WHAT IS EXPECTED: Copy each line below without leaving any out.

**** AVAILABLE DATA

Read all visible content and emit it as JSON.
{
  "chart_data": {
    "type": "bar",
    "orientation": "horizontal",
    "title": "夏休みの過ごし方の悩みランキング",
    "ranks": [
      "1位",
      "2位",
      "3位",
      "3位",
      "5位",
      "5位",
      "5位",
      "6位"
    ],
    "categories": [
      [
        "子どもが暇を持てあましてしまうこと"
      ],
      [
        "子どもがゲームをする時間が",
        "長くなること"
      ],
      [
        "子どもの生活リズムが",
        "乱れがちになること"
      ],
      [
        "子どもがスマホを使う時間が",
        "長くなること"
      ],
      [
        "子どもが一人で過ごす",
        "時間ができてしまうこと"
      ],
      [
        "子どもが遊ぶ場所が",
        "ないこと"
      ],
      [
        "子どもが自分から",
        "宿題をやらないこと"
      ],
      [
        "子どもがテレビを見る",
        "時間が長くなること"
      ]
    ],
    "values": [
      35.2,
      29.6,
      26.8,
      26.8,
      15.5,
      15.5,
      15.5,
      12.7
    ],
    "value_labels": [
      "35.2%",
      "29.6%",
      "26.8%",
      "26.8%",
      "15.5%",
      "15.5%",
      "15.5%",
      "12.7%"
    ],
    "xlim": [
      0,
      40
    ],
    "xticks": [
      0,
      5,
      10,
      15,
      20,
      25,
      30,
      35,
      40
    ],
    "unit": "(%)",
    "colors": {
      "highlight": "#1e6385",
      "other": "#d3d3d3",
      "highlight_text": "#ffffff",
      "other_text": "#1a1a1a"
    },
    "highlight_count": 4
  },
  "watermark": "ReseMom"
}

********

OUTPUT:
Read all visible content and emit it as JSON.
{
  "chart_data": {
    "type": "bar",
    "orientation": "horizontal",
    "title": "夏休みの過ごし方の悩みランキング",
    "ranks": [
      "1位",
      "2位",
      "3位",
      "3位",
      "5位",
      "5位",
      "5位",
      "6位"
    ],
    "categories": [
      [
        "子どもが暇を持てあましてしまうこと"
      ],
      [
        "子どもがゲームをする時間が",
        "長くなること"
      ],
      [
        "子どもの生活リズムが",
        "乱れがちになること"
      ],
      [
        "子どもがスマホを使う時間が",
        "長くなること"
      ],
      [
        "子どもが一人で過ごす",
        "時間ができてしまうこと"
      ],
      [
        "子どもが遊ぶ場所が",
        "ないこと"
      ],
      [
        "子どもが自分から",
        "宿題をやらないこと"
      ],
      [
        "子どもがテレビを見る",
        "時間が長くなること"
      ]
    ],
    "values": [
      35.2,
      29.6,
      26.8,
      26.8,
      15.5,
      15.5,
      15.5,
      12.7
    ],
    "value_labels": [
      "35.2%",
      "29.6%",
      "26.8%",
      "26.8%",
      "15.5%",
      "15.5%",
      "15.5%",
      "12.7%"
    ],
    "xlim": [
      0,
      40
    ],
    "xticks": [
      0,
      5,
      10,
      15,
      20,
      25,
      30,
      35,
      40
    ],
    "unit": "(%)",
    "colors": {
      "highlight": "#1e6385",
      "other": "#d3d3d3",
      "highlight_text": "#ffffff",
      "other_text": "#1a1a1a"
    },
    "highlight_count": 4
  },
  "watermark": "ReseMom"
}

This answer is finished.